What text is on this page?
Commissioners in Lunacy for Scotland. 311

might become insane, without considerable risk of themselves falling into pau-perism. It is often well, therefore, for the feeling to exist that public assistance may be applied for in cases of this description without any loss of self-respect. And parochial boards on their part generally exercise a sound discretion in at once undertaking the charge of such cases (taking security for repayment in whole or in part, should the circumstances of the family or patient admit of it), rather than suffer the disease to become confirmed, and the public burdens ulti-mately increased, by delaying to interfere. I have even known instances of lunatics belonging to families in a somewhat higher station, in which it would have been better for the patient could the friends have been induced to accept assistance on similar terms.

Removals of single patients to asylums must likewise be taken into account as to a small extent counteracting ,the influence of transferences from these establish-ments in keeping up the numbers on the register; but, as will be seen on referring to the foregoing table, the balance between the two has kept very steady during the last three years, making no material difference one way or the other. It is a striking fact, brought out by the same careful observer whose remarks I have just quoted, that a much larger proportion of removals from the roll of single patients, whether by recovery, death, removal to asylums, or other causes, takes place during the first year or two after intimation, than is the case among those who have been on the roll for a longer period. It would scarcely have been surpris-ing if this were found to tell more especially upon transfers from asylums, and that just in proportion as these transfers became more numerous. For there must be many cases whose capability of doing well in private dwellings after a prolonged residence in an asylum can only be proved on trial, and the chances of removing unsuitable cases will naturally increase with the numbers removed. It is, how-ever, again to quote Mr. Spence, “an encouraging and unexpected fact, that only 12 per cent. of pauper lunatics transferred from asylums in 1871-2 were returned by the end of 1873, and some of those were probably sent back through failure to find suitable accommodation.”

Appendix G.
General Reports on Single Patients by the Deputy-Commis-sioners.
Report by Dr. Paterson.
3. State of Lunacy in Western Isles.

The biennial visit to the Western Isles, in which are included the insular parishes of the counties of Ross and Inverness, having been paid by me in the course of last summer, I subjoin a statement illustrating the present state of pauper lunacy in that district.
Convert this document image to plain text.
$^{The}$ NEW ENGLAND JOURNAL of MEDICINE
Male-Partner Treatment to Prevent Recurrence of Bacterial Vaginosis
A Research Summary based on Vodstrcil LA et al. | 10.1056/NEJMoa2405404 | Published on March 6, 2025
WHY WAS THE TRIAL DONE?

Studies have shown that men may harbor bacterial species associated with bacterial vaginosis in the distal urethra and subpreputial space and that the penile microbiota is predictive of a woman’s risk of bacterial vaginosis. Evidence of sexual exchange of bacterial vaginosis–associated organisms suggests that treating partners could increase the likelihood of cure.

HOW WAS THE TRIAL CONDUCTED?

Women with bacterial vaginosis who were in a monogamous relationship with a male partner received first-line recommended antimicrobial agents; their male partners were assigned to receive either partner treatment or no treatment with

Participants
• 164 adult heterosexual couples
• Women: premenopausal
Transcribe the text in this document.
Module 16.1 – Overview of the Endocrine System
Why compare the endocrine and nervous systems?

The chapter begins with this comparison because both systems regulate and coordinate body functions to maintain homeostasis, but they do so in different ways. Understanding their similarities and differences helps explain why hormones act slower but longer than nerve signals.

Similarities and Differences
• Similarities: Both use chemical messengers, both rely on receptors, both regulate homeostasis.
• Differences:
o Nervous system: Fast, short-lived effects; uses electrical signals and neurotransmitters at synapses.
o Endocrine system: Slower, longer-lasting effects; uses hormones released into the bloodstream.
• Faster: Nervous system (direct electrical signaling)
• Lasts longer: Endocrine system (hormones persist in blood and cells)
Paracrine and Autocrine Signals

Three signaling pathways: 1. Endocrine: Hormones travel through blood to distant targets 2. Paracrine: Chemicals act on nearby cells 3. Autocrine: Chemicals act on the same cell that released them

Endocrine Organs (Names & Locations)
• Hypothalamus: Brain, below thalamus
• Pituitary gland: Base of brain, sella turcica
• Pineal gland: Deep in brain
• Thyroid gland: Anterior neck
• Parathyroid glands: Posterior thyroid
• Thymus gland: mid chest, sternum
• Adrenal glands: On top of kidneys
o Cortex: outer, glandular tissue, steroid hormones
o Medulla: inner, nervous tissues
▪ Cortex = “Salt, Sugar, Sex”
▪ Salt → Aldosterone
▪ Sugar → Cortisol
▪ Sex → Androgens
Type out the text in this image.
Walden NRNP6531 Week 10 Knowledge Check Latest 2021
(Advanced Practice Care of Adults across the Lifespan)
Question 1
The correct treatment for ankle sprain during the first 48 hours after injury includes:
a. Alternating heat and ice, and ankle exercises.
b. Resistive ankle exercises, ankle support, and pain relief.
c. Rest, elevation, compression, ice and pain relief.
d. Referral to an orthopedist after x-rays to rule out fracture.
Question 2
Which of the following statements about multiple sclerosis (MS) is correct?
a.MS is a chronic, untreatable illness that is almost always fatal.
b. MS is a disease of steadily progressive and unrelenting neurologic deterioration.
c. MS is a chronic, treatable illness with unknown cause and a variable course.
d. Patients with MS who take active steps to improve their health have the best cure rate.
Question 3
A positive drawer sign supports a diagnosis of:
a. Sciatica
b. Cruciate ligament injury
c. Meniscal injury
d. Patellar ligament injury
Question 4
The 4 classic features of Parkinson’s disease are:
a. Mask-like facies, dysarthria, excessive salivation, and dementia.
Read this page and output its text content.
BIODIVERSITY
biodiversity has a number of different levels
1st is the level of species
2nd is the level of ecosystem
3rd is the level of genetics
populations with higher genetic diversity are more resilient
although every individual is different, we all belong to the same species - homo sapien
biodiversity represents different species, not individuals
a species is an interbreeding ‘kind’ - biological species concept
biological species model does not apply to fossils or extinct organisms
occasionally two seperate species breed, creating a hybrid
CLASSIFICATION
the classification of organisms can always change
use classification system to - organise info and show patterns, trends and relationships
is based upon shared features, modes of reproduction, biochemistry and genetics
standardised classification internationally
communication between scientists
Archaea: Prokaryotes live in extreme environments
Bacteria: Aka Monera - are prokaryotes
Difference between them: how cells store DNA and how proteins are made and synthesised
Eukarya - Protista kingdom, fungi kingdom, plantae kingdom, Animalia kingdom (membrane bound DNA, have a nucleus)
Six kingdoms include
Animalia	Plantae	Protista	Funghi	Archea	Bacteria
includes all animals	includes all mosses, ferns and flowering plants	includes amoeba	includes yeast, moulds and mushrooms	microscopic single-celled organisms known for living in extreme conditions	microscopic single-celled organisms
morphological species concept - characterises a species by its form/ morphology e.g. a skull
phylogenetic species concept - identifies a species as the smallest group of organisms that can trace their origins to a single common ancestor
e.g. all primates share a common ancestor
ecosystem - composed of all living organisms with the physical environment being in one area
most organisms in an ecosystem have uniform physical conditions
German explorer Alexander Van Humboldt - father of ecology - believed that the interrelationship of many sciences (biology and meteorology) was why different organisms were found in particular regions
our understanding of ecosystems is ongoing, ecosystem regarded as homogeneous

> Work to be completed
Could you print every record above exactly as it appears?

> Exercise result
What text is on this page?
Commissioners in Lunacy for Scotland. 311

might become insane, without considerable risk of themselves falling into pau-perism. It is often well, therefore, for the feeling to exist that public assistance may be applied for in cases of this description without any loss of self-respect. And parochial boards on their part generally exercise a sound discretion in at once undertaking the charge of such cases (taking security for repayment in whole or in part, should the circumstances of the family or patient admit of it), rather than suffer the disease to become confirmed, and the public burdens ulti-mately increased, by delaying to interfere. I have even known instances of lunatics belonging to families in a somewhat higher station, in which it would have been better for the patient could the friends have been induced to accept assistance on similar terms.

Removals of single patients to asylums must likewise be taken into account as to a small extent counteracting ,the influence of transferences from these establish-ments in keeping up the numbers on the register; but, as will be seen on referring to the foregoing table, the balance between the two has kept very steady during the last three years, making no material difference one way or the other. It is a striking fact, brought out by the same careful observer whose remarks I have just quoted, that a much larger proportion of removals from the roll of single patients, whether by recovery, death, removal to asylums, or other causes, takes place during the first year or two after intimation, than is the case among those who have been on the roll for a longer period. It would scarcely have been surpris-ing if this were found to tell more especially upon transfers from asylums, and that just in proportion as these transfers became more numerous. For there must be many cases whose capability of doing well in private dwellings after a prolonged residence in an asylum can only be proved on trial, and the chances of removing unsuitable cases will naturally increase with the numbers removed. It is, how-ever, again to quote Mr. Spence, “an encouraging and unexpected fact, that only 12 per cent. of pauper lunatics transferred from asylums in 1871-2 were returned by the end of 1873, and some of those were probably sent back through failure to find suitable accommodation.”

Appendix G.
General Reports on Single Patients by the Deputy-Commis-sioners.
Report by Dr. Paterson.
3. State of Lunacy in Western Isles.

The biennial visit to the Western Isles, in which are included the insular parishes of the counties of Ross and Inverness, having been paid by me in the course of last summer, I subjoin a statement illustrating the present state of pauper lunacy in that district.
Convert this document image to plain text.
$^{The}$ NEW ENGLAND JOURNAL of MEDICINE
Male-Partner Treatment to Prevent Recurrence of Bacterial Vaginosis
A Research Summary based on Vodstrcil LA et al. | 10.1056/NEJMoa2405404 | Published on March 6, 2025
WHY WAS THE TRIAL DONE?

Studies have shown that men may harbor bacterial species associated with bacterial vaginosis in the distal urethra and subpreputial space and that the penile microbiota is predictive of a woman’s risk of bacterial vaginosis. Evidence of sexual exchange of bacterial vaginosis–associated organisms suggests that treating partners could increase the likelihood of cure.

HOW WAS THE TRIAL CONDUCTED?

Women with bacterial vaginosis who were in a monogamous relationship with a male partner received first-line recommended antimicrobial agents; their male partners were assigned to receive either partner treatment or no treatment with

Participants
• 164 adult heterosexual couples
• Women: premenopausal
Transcribe the text in this document.
Module 16.1 – Overview of the Endocrine System
Why compare the endocrine and nervous systems?

The chapter begins with this comparison because both systems regulate and coordinate body functions to maintain homeostasis, but they do so in different ways. Understanding their similarities and differences helps explain why hormones act slower but longer than nerve signals.

Similarities and Differences
• Similarities: Both use chemical messengers, both rely on receptors, both regulate homeostasis.
• Differences:
o Nervous system: Fast, short-lived effects; uses electrical signals and neurotransmitters at synapses.
o Endocrine system: Slower, longer-lasting effects; uses hormones released into the bloodstream.
• Faster: Nervous system (direct electrical signaling)
• Lasts longer: Endocrine system (hormones persist in blood and cells)
Paracrine and Autocrine Signals

Three signaling pathways: 1. Endocrine: Hormones travel through blood to distant targets 2. Paracrine: Chemicals act on nearby cells 3. Autocrine: Chemicals act on the same cell that released them

Endocrine Organs (Names & Locations)
• Hypothalamus: Brain, below thalamus
• Pituitary gland: Base of brain, sella turcica
• Pineal gland: Deep in brain
• Thyroid gland: Anterior neck
• Parathyroid glands: Posterior thyroid
• Thymus gland: mid chest, sternum
• Adrenal glands: On top of kidneys
o Cortex: outer, glandular tissue, steroid hormones
o Medulla: inner, nervous tissues
▪ Cortex = “Salt, Sugar, Sex”
▪ Salt → Aldosterone
▪ Sugar → Cortisol
▪ Sex → Androgens
Type out the text in this image.
Walden NRNP6531 Week 10 Knowledge Check Latest 2021
(Advanced Practice Care of Adults across the Lifespan)
Question 1
The correct treatment for ankle sprain during the first 48 hours after injury includes:
a. Alternating heat and ice, and ankle exercises.
b. Resistive ankle exercises, ankle support, and pain relief.
c. Rest, elevation, compression, ice and pain relief.
d. Referral to an orthopedist after x-rays to rule out fracture.
Question 2
Which of the following statements about multiple sclerosis (MS) is correct?
a.MS is a chronic, untreatable illness that is almost always fatal.
b. MS is a disease of steadily progressive and unrelenting neurologic deterioration.
c. MS is a chronic, treatable illness with unknown cause and a variable course.
d. Patients with MS who take active steps to improve their health have the best cure rate.
Question 3
A positive drawer sign supports a diagnosis of:
a. Sciatica
b. Cruciate ligament injury
c. Meniscal injury
d. Patellar ligament injury
Question 4
The 4 classic features of Parkinson’s disease are:
a. Mask-like facies, dysarthria, excessive salivation, and dementia.
Read this page and output its text content.
BIODIVERSITY
biodiversity has a number of different levels
1st is the level of species
2nd is the level of ecosystem
3rd is the level of genetics
populations with higher genetic diversity are more resilient
although every individual is different, we all belong to the same species - homo sapien
biodiversity represents different species, not individuals
a species is an interbreeding ‘kind’ - biological species concept
biological species model does not apply to fossils or extinct organisms
occasionally two seperate species breed, creating a hybrid
CLASSIFICATION
the classification of organisms can always change
use classification system to - organise info and show patterns, trends and relationships
is based upon shared features, modes of reproduction, biochemistry and genetics
standardised classification internationally
communication between scientists
Archaea: Prokaryotes live in extreme environments
Bacteria: Aka Monera - are prokaryotes
Difference between them: how cells store DNA and how proteins are made and synthesised
Eukarya - Protista kingdom, fungi kingdom, plantae kingdom, Animalia kingdom (membrane bound DNA, have a nucleus)
Six kingdoms include
Animalia	Plantae	Protista	Funghi	Archea	Bacteria
includes all animals	includes all mosses, ferns and flowering plants	includes amoeba	includes yeast, moulds and mushrooms	microscopic single-celled organisms known for living in extreme conditions	microscopic single-celled organisms
morphological species concept - characterises a species by its form/ morphology e.g. a skull
phylogenetic species concept - identifies a species as the smallest group of organisms that can trace their origins to a single common ancestor
e.g. all primates share a common ancestor
ecosystem - composed of all living organisms with the physical environment being in one area
most organisms in an ecosystem have uniform physical conditions
German explorer Alexander Van Humboldt - father of ecology - believed that the interrelationship of many sciences (biology and meteorology) was why different organisms were found in particular regions
our understanding of ecosystems is ongoing, ecosystem regarded as homogeneous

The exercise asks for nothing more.